- _RECORDS FOR THIS EXERCISE_:
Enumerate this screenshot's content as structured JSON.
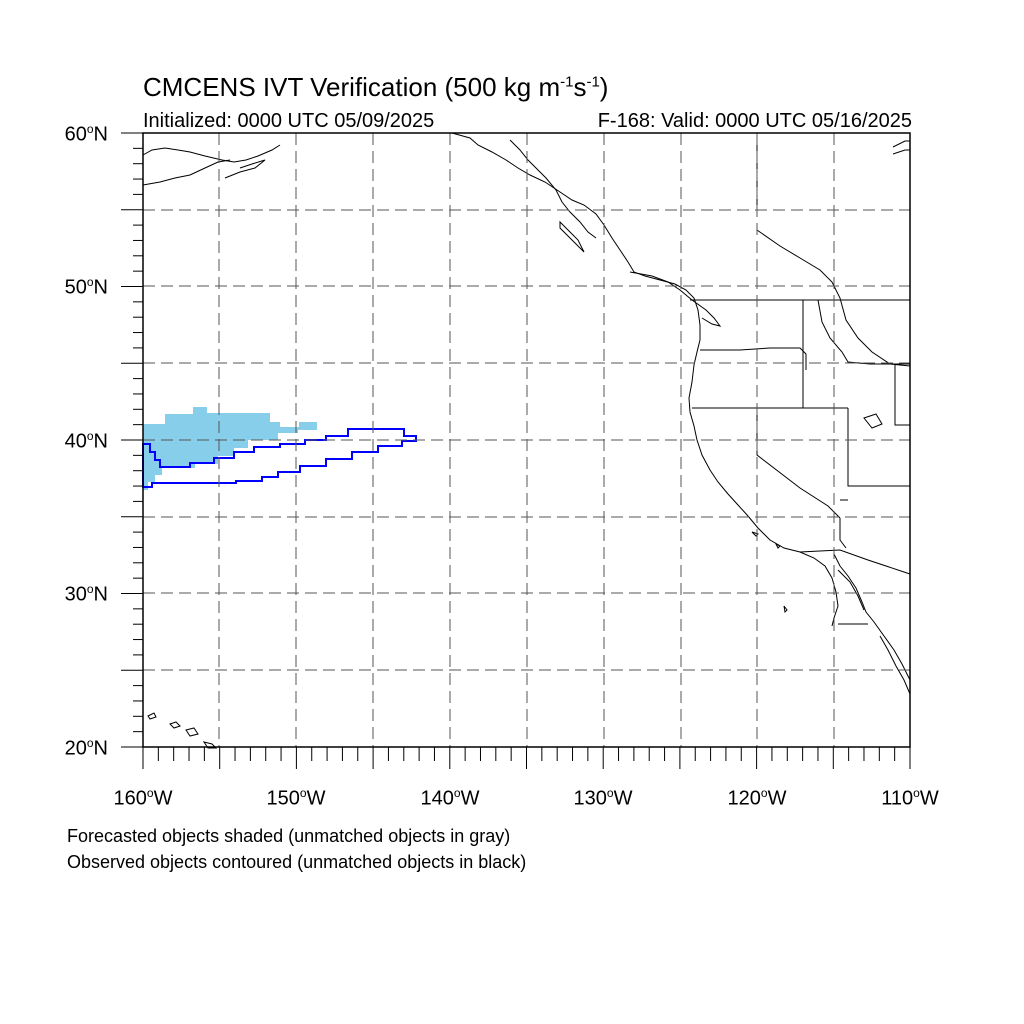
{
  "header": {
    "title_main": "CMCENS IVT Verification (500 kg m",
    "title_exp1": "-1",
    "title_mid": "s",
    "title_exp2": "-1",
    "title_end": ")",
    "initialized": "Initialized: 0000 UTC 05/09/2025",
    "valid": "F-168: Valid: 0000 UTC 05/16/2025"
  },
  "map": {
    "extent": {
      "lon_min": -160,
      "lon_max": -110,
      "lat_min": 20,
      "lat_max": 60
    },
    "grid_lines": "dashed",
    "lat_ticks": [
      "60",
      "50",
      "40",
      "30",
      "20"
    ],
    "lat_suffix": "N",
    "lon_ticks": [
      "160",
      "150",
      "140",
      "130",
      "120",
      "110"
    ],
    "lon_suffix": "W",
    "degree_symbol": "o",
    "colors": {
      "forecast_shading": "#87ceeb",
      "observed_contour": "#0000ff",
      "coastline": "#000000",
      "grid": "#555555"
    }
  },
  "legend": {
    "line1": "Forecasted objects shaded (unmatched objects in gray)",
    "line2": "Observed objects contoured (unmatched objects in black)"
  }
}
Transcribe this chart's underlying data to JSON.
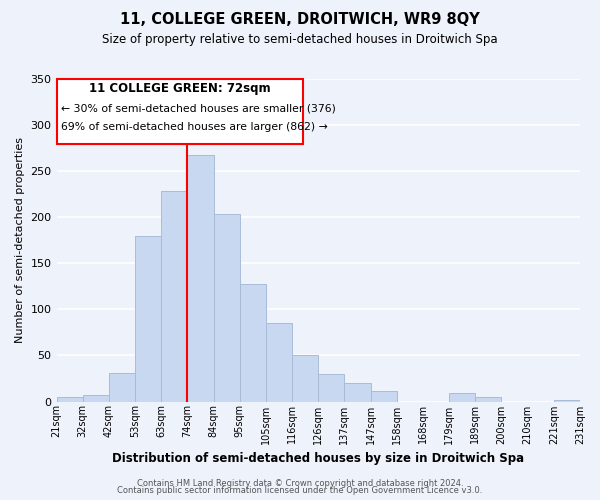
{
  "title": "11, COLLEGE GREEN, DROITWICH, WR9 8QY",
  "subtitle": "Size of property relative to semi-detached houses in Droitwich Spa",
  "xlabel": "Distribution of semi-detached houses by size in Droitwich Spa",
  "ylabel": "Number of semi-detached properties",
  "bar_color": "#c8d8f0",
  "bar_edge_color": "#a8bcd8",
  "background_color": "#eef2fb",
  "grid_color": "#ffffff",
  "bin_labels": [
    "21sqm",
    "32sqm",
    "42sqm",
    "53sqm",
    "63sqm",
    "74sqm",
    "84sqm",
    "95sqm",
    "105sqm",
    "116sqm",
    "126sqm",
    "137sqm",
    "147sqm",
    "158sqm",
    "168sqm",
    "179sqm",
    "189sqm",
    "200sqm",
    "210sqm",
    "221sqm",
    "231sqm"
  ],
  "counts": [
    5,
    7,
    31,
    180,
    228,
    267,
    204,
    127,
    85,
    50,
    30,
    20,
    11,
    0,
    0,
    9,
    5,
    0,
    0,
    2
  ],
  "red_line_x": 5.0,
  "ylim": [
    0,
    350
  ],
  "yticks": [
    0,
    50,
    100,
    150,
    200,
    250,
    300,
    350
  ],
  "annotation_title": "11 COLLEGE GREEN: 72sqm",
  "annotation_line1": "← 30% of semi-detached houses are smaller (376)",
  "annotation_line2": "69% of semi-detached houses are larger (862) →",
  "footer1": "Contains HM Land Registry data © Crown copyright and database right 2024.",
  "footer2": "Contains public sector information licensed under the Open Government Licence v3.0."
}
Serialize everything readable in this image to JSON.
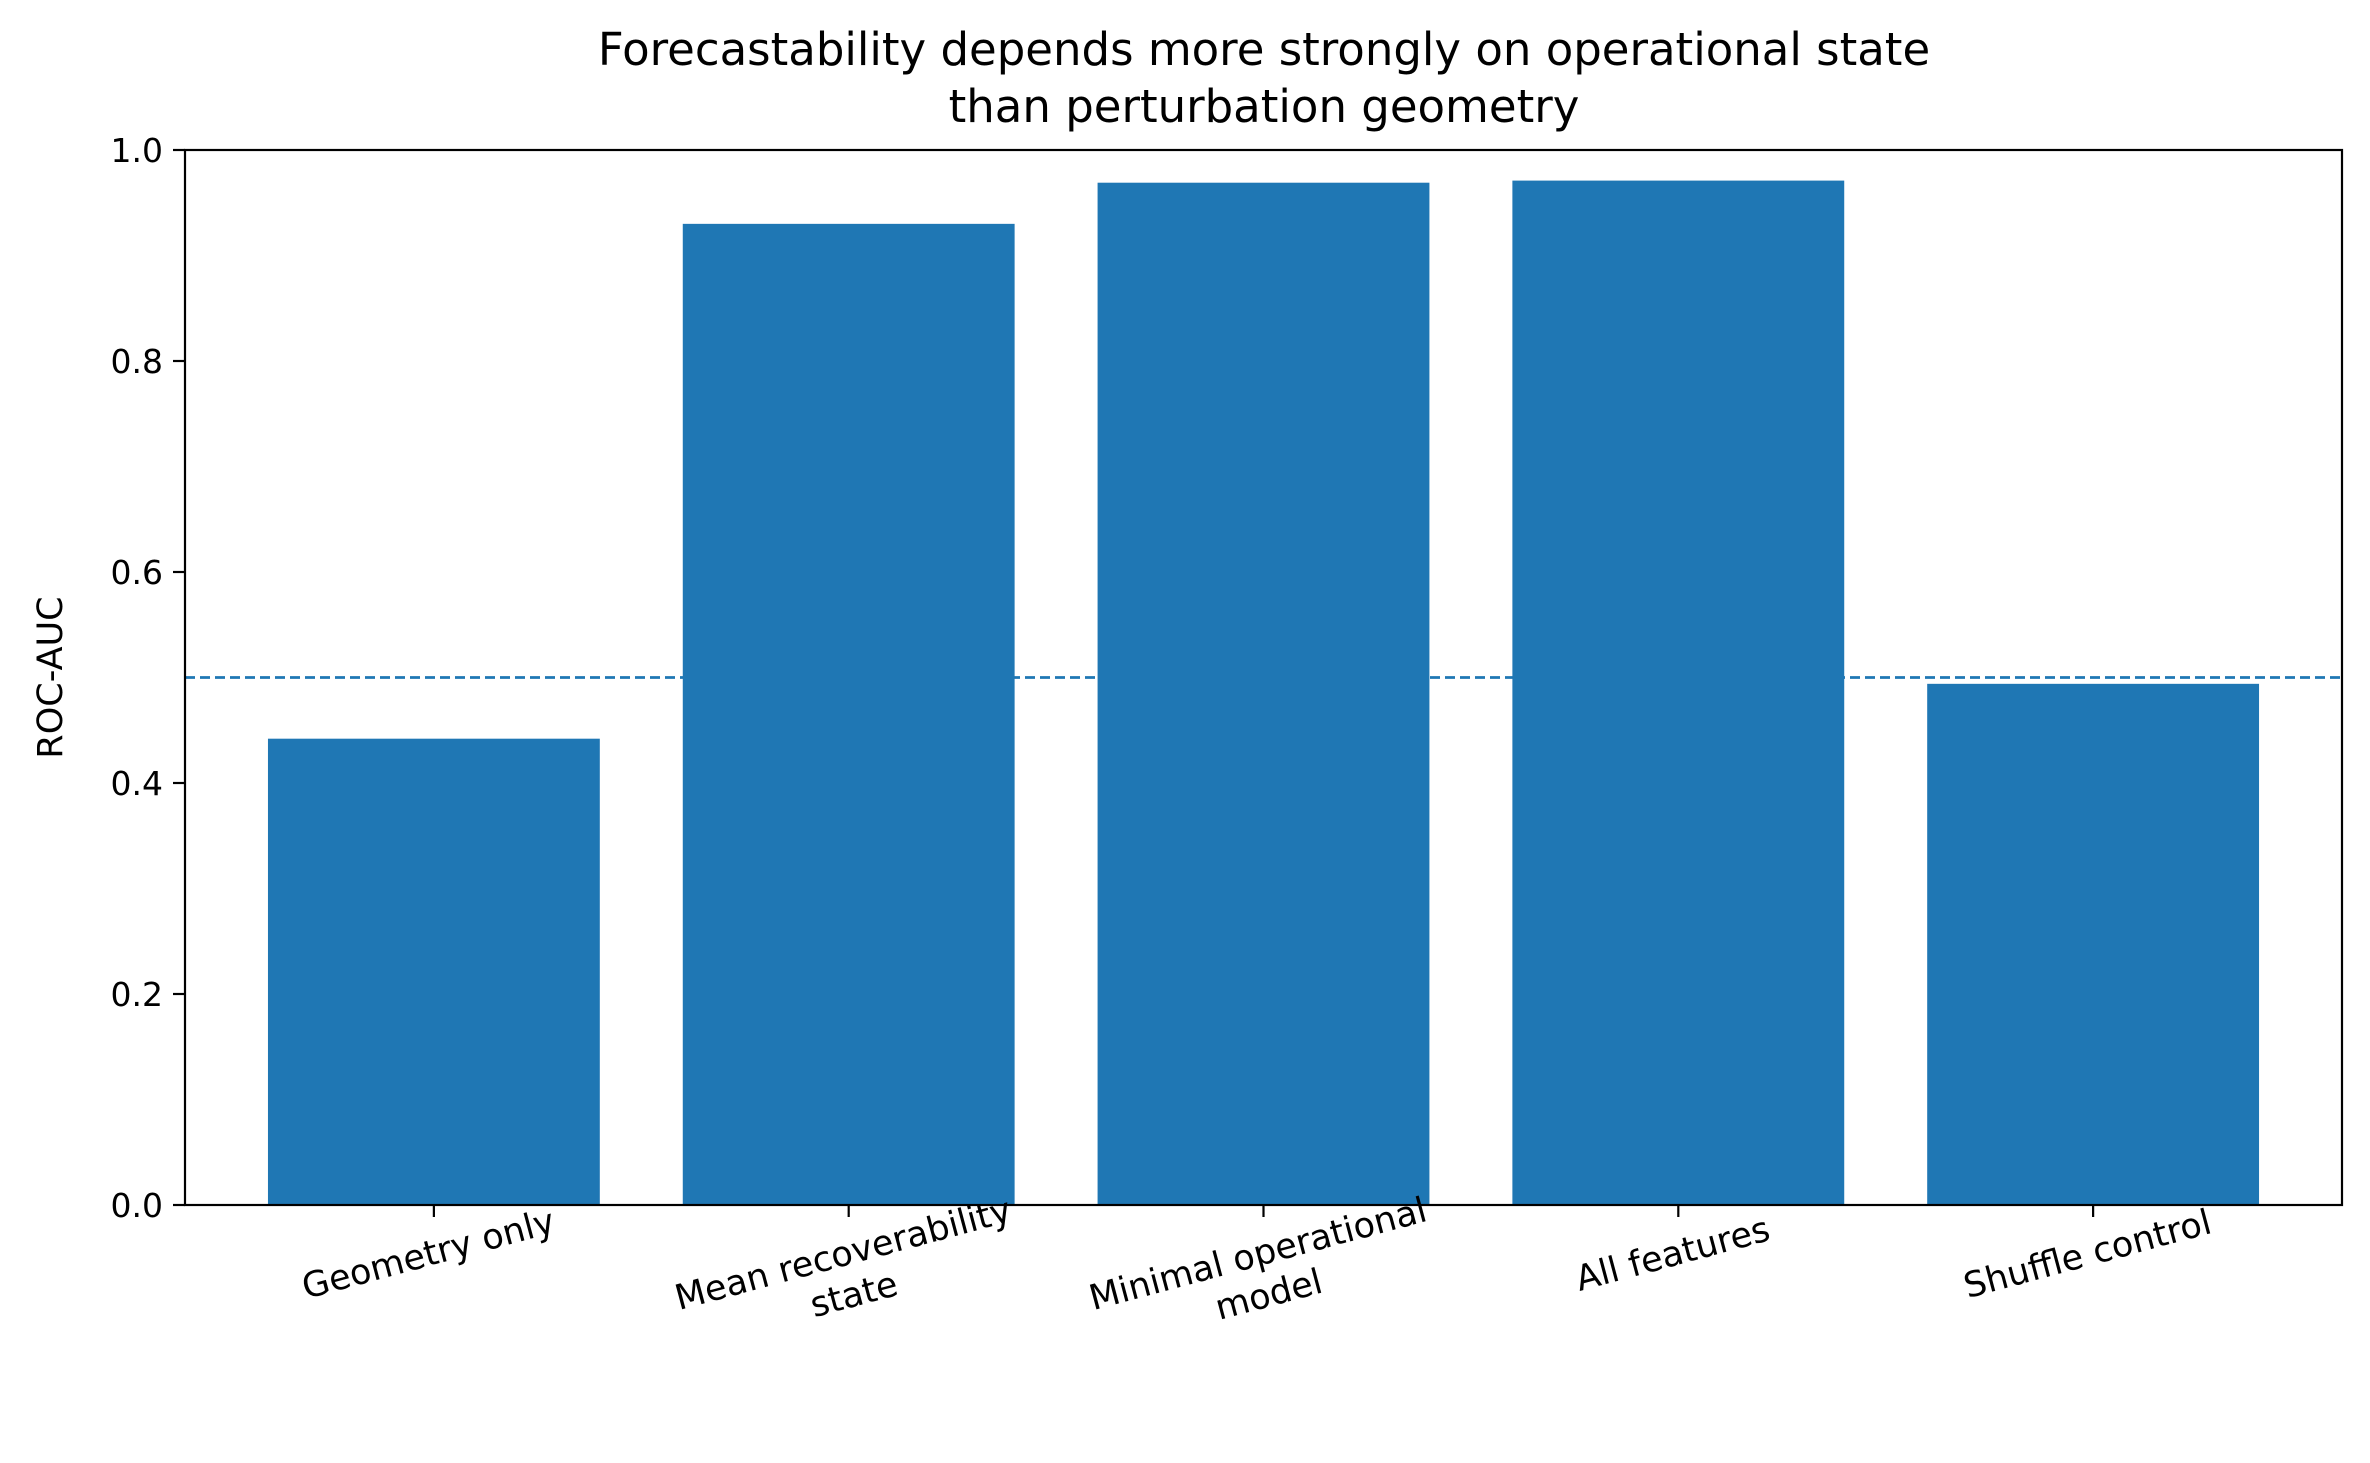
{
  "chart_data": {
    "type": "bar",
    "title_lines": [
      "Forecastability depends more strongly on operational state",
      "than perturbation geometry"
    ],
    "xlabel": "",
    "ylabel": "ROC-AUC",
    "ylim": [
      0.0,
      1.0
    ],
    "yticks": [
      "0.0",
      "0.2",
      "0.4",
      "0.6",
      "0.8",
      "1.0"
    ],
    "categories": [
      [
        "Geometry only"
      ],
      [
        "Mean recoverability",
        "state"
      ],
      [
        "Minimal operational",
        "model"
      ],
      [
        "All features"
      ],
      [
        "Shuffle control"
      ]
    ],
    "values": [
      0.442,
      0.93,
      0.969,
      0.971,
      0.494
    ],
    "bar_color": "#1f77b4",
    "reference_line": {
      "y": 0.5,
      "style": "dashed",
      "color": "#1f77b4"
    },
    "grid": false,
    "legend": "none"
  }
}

- _EXERCISE_: Transcribe every record above exactly as written, leaving out any pictures.

- _SOLUTION BELOW_:
Enumerate this screenshot's content as structured JSON.
{
  "header": {
    "title_main": "CMCENS IVT Verification (500 kg m",
    "title_exp1": "-1",
    "title_mid": "s",
    "title_exp2": "-1",
    "title_end": ")",
    "initialized": "Initialized: 0000 UTC 05/09/2025",
    "valid": "F-168: Valid: 0000 UTC 05/16/2025"
  },
  "map": {
    "extent": {
      "lon_min": -160,
      "lon_max": -110,
      "lat_min": 20,
      "lat_max": 60
    },
    "grid_lines": "dashed",
    "lat_ticks": [
      "60",
      "50",
      "40",
      "30",
      "20"
    ],
    "lat_suffix": "N",
    "lon_ticks": [
      "160",
      "150",
      "140",
      "130",
      "120",
      "110"
    ],
    "lon_suffix": "W",
    "degree_symbol": "o",
    "colors": {
      "forecast_shading": "#87ceeb",
      "observed_contour": "#0000ff",
      "coastline": "#000000",
      "grid": "#555555"
    }
  },
  "legend": {
    "line1": "Forecasted objects shaded (unmatched objects in gray)",
    "line2": "Observed objects contoured (unmatched objects in black)"
  }
}
Transcribe this chart's underlying data to JSON.
{
  "title": "11, COLLEGE GREEN, DROITWICH, WR9 8QY",
  "subtitle": "Size of property relative to semi-detached houses in Droitwich Spa",
  "xlabel": "Distribution of semi-detached houses by size in Droitwich Spa",
  "ylabel": "Number of semi-detached properties",
  "bar_color": "#c8d8f0",
  "bar_edge_color": "#a8bcd8",
  "background_color": "#eef2fb",
  "grid_color": "#ffffff",
  "bin_labels": [
    "21sqm",
    "32sqm",
    "42sqm",
    "53sqm",
    "63sqm",
    "74sqm",
    "84sqm",
    "95sqm",
    "105sqm",
    "116sqm",
    "126sqm",
    "137sqm",
    "147sqm",
    "158sqm",
    "168sqm",
    "179sqm",
    "189sqm",
    "200sqm",
    "210sqm",
    "221sqm",
    "231sqm"
  ],
  "counts": [
    5,
    7,
    31,
    180,
    228,
    267,
    204,
    127,
    85,
    50,
    30,
    20,
    11,
    0,
    0,
    9,
    5,
    0,
    0,
    2
  ],
  "red_line_x": 5.0,
  "ylim": [
    0,
    350
  ],
  "yticks": [
    0,
    50,
    100,
    150,
    200,
    250,
    300,
    350
  ],
  "annotation_title": "11 COLLEGE GREEN: 72sqm",
  "annotation_line1": "← 30% of semi-detached houses are smaller (376)",
  "annotation_line2": "69% of semi-detached houses are larger (862) →",
  "footer1": "Contains HM Land Registry data © Crown copyright and database right 2024.",
  "footer2": "Contains public sector information licensed under the Open Government Licence v3.0."
}
Serialize everything readable in this image to JSON.
{
  "chart_data": {
    "type": "bar",
    "title_lines": [
      "Forecastability depends more strongly on operational state",
      "than perturbation geometry"
    ],
    "xlabel": "",
    "ylabel": "ROC-AUC",
    "ylim": [
      0.0,
      1.0
    ],
    "yticks": [
      "0.0",
      "0.2",
      "0.4",
      "0.6",
      "0.8",
      "1.0"
    ],
    "categories": [
      [
        "Geometry only"
      ],
      [
        "Mean recoverability",
        "state"
      ],
      [
        "Minimal operational",
        "model"
      ],
      [
        "All features"
      ],
      [
        "Shuffle control"
      ]
    ],
    "values": [
      0.442,
      0.93,
      0.969,
      0.971,
      0.494
    ],
    "bar_color": "#1f77b4",
    "reference_line": {
      "y": 0.5,
      "style": "dashed",
      "color": "#1f77b4"
    },
    "grid": false,
    "legend": "none"
  }
}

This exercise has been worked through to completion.